= REQUIRED TASK =
Please print every record below exactly as it appears.

»»

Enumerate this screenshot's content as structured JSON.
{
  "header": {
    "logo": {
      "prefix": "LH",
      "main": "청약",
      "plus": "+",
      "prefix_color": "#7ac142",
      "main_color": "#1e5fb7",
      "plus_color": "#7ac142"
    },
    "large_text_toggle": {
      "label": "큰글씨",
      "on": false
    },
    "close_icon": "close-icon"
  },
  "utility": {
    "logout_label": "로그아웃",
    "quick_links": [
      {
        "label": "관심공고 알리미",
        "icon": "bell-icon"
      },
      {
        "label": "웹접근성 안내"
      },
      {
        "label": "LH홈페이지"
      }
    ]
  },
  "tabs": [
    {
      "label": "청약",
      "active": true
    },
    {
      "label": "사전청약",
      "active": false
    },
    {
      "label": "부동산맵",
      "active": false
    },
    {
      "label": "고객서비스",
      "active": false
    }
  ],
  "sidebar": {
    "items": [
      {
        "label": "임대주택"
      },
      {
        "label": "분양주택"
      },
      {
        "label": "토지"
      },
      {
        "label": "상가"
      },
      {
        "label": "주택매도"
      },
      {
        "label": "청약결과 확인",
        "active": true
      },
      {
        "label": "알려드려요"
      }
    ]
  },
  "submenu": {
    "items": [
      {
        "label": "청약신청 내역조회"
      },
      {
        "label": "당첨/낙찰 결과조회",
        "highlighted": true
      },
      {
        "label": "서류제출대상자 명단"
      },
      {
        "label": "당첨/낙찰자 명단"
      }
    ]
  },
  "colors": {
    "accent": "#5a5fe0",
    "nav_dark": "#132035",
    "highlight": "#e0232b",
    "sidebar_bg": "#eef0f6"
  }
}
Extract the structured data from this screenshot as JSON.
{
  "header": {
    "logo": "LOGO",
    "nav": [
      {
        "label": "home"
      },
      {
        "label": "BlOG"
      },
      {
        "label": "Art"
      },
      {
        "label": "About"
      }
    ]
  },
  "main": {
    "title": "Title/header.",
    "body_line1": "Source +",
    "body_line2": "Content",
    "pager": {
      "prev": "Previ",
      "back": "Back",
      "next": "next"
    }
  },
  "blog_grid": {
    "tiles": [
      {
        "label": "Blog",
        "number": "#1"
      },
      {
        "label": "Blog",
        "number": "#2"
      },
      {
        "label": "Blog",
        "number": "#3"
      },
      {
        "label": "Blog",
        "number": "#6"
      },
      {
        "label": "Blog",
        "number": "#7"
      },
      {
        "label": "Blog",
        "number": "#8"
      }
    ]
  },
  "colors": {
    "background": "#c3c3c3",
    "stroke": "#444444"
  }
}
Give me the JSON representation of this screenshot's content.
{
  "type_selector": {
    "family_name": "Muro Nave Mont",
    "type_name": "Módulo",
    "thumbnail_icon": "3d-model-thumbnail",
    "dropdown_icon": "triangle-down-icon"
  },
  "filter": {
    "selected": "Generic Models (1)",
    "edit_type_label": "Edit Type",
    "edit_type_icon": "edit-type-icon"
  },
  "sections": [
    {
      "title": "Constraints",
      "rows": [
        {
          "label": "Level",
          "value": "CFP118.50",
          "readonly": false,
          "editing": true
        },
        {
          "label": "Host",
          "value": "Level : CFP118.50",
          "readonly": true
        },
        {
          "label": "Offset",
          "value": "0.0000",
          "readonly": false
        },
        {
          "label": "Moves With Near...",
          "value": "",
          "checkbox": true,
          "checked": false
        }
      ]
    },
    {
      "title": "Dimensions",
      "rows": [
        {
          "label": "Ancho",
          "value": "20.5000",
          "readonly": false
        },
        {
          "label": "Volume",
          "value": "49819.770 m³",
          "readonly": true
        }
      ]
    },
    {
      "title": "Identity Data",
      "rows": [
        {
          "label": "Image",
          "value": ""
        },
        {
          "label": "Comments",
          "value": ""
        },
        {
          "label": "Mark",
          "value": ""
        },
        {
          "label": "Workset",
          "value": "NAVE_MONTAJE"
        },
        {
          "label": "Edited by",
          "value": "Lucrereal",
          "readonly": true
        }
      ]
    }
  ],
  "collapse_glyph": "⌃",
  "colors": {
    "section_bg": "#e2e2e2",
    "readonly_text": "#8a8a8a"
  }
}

««

= PROBLEM SOLUTION =
Enumerate this screenshot's content as structured JSON.
{
  "header": {
    "logo": {
      "prefix": "LH",
      "main": "청약",
      "plus": "+",
      "prefix_color": "#7ac142",
      "main_color": "#1e5fb7",
      "plus_color": "#7ac142"
    },
    "large_text_toggle": {
      "label": "큰글씨",
      "on": false
    },
    "close_icon": "close-icon"
  },
  "utility": {
    "logout_label": "로그아웃",
    "quick_links": [
      {
        "label": "관심공고 알리미",
        "icon": "bell-icon"
      },
      {
        "label": "웹접근성 안내"
      },
      {
        "label": "LH홈페이지"
      }
    ]
  },
  "tabs": [
    {
      "label": "청약",
      "active": true
    },
    {
      "label": "사전청약",
      "active": false
    },
    {
      "label": "부동산맵",
      "active": false
    },
    {
      "label": "고객서비스",
      "active": false
    }
  ],
  "sidebar": {
    "items": [
      {
        "label": "임대주택"
      },
      {
        "label": "분양주택"
      },
      {
        "label": "토지"
      },
      {
        "label": "상가"
      },
      {
        "label": "주택매도"
      },
      {
        "label": "청약결과 확인",
        "active": true
      },
      {
        "label": "알려드려요"
      }
    ]
  },
  "submenu": {
    "items": [
      {
        "label": "청약신청 내역조회"
      },
      {
        "label": "당첨/낙찰 결과조회",
        "highlighted": true
      },
      {
        "label": "서류제출대상자 명단"
      },
      {
        "label": "당첨/낙찰자 명단"
      }
    ]
  },
  "colors": {
    "accent": "#5a5fe0",
    "nav_dark": "#132035",
    "highlight": "#e0232b",
    "sidebar_bg": "#eef0f6"
  }
}
Extract the structured data from this screenshot as JSON.
{
  "header": {
    "logo": "LOGO",
    "nav": [
      {
        "label": "home"
      },
      {
        "label": "BlOG"
      },
      {
        "label": "Art"
      },
      {
        "label": "About"
      }
    ]
  },
  "main": {
    "title": "Title/header.",
    "body_line1": "Source +",
    "body_line2": "Content",
    "pager": {
      "prev": "Previ",
      "back": "Back",
      "next": "next"
    }
  },
  "blog_grid": {
    "tiles": [
      {
        "label": "Blog",
        "number": "#1"
      },
      {
        "label": "Blog",
        "number": "#2"
      },
      {
        "label": "Blog",
        "number": "#3"
      },
      {
        "label": "Blog",
        "number": "#6"
      },
      {
        "label": "Blog",
        "number": "#7"
      },
      {
        "label": "Blog",
        "number": "#8"
      }
    ]
  },
  "colors": {
    "background": "#c3c3c3",
    "stroke": "#444444"
  }
}
Give me the JSON representation of this screenshot's content.
{
  "type_selector": {
    "family_name": "Muro Nave Mont",
    "type_name": "Módulo",
    "thumbnail_icon": "3d-model-thumbnail",
    "dropdown_icon": "triangle-down-icon"
  },
  "filter": {
    "selected": "Generic Models (1)",
    "edit_type_label": "Edit Type",
    "edit_type_icon": "edit-type-icon"
  },
  "sections": [
    {
      "title": "Constraints",
      "rows": [
        {
          "label": "Level",
          "value": "CFP118.50",
          "readonly": false,
          "editing": true
        },
        {
          "label": "Host",
          "value": "Level : CFP118.50",
          "readonly": true
        },
        {
          "label": "Offset",
          "value": "0.0000",
          "readonly": false
        },
        {
          "label": "Moves With Near...",
          "value": "",
          "checkbox": true,
          "checked": false
        }
      ]
    },
    {
      "title": "Dimensions",
      "rows": [
        {
          "label": "Ancho",
          "value": "20.5000",
          "readonly": false
        },
        {
          "label": "Volume",
          "value": "49819.770 m³",
          "readonly": true
        }
      ]
    },
    {
      "title": "Identity Data",
      "rows": [
        {
          "label": "Image",
          "value": ""
        },
        {
          "label": "Comments",
          "value": ""
        },
        {
          "label": "Mark",
          "value": ""
        },
        {
          "label": "Workset",
          "value": "NAVE_MONTAJE"
        },
        {
          "label": "Edited by",
          "value": "Lucrereal",
          "readonly": true
        }
      ]
    }
  ],
  "collapse_glyph": "⌃",
  "colors": {
    "section_bg": "#e2e2e2",
    "readonly_text": "#8a8a8a"
  }
}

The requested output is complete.